Extracted records

***

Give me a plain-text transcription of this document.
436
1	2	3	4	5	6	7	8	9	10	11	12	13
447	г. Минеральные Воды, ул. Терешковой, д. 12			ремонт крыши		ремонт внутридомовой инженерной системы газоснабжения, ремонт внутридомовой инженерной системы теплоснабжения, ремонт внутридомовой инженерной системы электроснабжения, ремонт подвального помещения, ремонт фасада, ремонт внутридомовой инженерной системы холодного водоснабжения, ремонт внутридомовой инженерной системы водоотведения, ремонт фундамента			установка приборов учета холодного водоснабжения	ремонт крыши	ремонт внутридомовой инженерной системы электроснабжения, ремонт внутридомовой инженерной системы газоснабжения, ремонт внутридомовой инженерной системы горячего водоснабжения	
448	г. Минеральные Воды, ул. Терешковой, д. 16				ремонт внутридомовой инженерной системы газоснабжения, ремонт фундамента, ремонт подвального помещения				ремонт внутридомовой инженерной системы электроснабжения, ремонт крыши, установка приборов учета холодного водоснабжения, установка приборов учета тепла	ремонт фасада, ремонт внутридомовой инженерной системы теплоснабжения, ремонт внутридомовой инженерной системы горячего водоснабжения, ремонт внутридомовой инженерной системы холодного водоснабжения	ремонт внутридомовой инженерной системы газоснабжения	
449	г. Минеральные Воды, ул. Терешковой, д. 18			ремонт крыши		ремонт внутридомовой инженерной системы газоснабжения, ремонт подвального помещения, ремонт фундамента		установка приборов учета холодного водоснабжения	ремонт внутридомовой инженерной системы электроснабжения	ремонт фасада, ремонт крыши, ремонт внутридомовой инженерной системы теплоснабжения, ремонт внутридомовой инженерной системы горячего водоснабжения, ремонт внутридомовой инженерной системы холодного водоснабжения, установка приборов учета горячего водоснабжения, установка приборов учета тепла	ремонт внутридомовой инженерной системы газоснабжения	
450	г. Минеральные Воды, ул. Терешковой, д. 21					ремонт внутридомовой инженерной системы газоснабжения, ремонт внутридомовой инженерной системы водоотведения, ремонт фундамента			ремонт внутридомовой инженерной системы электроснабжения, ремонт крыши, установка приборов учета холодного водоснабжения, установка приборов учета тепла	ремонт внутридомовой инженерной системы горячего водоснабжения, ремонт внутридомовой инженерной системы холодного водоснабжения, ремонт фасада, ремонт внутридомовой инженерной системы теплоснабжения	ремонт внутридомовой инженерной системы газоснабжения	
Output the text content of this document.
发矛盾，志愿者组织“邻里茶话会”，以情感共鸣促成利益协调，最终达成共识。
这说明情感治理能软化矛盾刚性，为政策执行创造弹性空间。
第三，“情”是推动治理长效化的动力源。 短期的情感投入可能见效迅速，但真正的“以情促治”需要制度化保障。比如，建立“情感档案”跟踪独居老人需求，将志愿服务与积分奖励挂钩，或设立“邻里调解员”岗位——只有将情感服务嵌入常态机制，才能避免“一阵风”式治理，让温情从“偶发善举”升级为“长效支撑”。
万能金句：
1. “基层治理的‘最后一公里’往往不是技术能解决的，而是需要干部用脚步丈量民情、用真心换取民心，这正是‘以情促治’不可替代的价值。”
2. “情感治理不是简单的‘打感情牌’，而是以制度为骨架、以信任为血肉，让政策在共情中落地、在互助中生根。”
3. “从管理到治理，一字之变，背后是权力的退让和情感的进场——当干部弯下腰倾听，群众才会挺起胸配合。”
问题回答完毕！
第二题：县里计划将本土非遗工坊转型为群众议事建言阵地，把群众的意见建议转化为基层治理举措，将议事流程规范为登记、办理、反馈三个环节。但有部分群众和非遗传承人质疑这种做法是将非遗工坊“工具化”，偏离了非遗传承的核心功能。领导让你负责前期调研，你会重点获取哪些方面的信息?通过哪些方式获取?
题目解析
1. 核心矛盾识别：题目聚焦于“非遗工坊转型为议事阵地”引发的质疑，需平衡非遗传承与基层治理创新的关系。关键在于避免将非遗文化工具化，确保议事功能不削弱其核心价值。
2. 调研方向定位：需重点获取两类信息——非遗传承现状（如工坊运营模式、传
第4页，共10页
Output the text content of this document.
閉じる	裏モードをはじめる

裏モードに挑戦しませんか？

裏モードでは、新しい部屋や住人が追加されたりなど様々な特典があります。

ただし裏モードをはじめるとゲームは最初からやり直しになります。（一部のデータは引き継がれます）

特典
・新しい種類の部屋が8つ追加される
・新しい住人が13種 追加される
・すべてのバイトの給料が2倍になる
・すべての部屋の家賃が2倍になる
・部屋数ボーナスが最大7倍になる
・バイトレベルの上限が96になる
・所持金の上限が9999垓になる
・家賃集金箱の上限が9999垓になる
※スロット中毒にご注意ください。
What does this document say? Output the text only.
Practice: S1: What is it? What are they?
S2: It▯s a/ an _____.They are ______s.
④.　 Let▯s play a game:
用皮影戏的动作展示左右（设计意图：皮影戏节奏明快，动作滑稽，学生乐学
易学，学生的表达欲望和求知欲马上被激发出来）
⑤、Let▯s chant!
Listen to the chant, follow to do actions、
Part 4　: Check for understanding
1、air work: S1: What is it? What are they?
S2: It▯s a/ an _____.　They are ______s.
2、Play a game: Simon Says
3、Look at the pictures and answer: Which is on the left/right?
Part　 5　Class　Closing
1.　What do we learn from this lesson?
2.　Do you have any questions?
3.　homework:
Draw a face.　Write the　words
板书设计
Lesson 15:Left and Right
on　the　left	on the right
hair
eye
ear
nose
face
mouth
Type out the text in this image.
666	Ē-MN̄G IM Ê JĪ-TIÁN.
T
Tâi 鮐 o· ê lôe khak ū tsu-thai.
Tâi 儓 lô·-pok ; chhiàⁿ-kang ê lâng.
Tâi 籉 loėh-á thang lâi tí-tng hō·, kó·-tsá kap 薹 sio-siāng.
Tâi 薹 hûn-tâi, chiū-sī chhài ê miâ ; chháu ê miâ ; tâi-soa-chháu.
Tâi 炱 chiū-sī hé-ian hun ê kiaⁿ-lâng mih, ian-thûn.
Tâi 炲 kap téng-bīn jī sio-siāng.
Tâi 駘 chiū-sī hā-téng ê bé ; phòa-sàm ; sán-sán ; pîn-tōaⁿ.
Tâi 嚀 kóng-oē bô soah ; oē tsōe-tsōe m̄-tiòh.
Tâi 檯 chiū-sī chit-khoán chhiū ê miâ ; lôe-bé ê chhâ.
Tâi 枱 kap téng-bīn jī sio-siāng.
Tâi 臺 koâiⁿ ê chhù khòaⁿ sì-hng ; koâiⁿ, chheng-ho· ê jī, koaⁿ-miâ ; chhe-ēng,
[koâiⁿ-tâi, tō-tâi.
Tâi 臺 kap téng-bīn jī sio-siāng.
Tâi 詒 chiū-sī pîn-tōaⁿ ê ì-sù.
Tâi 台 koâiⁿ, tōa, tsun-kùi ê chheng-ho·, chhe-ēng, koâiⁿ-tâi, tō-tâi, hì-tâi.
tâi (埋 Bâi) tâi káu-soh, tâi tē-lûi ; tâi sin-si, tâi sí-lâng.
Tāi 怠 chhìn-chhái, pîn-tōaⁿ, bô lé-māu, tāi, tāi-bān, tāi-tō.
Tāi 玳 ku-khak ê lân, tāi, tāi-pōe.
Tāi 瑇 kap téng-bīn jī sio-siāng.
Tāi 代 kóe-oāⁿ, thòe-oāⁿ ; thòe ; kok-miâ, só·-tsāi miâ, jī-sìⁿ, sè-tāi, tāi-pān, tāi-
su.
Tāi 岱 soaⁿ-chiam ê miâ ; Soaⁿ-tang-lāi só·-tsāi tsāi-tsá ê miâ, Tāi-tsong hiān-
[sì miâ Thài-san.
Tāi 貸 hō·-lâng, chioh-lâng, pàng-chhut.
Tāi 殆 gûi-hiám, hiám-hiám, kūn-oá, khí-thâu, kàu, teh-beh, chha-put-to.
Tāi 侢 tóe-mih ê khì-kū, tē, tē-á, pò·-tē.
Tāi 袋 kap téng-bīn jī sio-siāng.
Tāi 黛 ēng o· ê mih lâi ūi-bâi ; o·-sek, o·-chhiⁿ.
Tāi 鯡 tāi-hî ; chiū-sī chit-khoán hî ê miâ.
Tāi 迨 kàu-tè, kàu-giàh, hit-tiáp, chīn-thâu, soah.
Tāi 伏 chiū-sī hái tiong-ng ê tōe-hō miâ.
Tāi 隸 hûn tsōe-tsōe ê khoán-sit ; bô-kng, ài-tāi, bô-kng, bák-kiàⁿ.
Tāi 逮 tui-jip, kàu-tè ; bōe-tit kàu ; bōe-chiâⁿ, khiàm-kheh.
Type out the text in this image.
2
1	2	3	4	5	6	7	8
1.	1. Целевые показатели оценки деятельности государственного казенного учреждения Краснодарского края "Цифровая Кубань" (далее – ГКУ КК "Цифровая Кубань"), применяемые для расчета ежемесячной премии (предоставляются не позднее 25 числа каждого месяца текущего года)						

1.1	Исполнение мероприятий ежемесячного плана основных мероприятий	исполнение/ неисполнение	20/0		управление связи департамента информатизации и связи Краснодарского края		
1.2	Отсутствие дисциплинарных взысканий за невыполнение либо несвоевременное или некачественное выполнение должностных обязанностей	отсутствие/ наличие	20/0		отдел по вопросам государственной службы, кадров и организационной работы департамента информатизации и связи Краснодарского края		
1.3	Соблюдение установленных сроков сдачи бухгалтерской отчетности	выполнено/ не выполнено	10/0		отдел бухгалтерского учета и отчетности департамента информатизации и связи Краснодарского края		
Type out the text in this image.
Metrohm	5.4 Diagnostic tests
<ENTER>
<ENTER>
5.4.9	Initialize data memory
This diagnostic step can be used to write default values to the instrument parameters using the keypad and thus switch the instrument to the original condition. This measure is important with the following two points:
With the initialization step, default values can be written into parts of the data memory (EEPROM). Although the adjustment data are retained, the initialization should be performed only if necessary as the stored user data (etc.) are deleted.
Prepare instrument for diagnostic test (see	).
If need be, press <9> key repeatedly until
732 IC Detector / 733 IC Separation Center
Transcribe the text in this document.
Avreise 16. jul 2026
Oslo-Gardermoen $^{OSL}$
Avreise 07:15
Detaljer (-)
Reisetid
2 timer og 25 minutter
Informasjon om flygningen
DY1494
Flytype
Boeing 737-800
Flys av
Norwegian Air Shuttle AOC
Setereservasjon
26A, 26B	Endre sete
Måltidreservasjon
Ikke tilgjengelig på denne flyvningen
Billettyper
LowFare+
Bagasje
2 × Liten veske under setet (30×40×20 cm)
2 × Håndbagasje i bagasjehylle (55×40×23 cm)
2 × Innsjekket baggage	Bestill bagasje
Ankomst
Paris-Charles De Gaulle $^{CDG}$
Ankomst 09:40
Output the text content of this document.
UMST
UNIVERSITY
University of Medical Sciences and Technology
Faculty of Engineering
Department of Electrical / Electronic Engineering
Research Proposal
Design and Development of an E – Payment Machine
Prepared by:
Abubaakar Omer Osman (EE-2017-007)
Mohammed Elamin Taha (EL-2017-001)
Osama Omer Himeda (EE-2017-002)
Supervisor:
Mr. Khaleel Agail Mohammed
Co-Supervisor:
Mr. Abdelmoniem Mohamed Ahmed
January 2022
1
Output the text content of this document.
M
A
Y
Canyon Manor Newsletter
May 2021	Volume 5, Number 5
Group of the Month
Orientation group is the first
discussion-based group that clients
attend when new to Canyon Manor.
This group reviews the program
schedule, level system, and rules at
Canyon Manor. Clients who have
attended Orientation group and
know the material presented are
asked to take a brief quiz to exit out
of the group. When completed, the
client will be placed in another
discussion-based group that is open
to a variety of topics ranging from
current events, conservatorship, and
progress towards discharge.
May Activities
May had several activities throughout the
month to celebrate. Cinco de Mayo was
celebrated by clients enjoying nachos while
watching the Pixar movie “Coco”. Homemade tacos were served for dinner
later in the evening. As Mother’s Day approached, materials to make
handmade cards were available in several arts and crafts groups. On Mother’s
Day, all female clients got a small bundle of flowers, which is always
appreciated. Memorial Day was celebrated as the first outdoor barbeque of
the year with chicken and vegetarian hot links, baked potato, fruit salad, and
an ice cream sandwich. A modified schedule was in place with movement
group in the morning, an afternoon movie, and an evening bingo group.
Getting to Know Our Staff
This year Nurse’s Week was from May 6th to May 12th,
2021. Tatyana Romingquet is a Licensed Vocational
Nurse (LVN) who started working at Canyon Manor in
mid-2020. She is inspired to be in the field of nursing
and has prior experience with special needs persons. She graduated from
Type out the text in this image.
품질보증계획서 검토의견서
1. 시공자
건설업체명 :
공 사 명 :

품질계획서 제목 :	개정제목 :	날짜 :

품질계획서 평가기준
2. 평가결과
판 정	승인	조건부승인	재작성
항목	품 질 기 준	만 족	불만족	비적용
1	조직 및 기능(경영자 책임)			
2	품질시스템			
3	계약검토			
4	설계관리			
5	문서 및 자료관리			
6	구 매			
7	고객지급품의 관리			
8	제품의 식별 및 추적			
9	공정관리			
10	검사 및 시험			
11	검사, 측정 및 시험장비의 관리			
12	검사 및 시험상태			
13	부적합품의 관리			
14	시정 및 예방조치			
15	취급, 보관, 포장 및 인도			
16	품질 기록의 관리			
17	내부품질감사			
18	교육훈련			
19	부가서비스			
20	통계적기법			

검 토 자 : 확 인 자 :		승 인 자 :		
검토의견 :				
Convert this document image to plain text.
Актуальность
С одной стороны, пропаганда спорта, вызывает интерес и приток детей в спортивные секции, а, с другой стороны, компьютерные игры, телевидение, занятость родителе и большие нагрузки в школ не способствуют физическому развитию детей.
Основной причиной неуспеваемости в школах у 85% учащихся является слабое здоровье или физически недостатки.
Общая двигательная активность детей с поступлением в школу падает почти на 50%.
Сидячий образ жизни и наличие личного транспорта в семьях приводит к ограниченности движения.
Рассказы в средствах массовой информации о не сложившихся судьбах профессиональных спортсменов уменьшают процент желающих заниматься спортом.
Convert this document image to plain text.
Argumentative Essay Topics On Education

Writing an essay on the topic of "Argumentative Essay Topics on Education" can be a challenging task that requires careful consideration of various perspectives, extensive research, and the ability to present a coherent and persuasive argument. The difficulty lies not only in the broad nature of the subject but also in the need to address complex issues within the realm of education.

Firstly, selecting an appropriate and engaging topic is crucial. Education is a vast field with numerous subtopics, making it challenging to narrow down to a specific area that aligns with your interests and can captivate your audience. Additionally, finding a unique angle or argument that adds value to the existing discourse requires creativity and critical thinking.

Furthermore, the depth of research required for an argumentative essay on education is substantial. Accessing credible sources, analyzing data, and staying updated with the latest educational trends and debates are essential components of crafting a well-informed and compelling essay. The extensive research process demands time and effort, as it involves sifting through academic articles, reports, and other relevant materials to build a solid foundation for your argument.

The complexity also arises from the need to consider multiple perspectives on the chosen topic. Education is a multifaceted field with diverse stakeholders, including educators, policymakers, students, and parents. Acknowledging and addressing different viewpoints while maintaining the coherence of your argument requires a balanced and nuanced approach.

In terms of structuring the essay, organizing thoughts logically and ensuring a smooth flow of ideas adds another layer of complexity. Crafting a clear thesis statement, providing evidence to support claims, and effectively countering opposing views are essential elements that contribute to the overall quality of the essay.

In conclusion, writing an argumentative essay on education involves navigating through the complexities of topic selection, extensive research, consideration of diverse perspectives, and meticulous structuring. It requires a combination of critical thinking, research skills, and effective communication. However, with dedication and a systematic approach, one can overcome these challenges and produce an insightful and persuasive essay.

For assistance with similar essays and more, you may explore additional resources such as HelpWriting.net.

***

Exercise details
Search the records for the string "from" and return every line in which it occurs.

Reply
1.　What do we learn from this lesson?
to a variety of topics ranging from
This year Nurse’s Week was from May 6th to May 12th,
and has prior experience with special needs persons. She graduated from
The complexity also arises from the need to consider multiple perspectives on the chosen topic. Education is a multifaceted field with diverse stakeholders, including educators, policymakers, students, and parents. Acknowledging and addressing different viewpoints while maintaining the coherence of your argument requires a balanced and nuanced approach.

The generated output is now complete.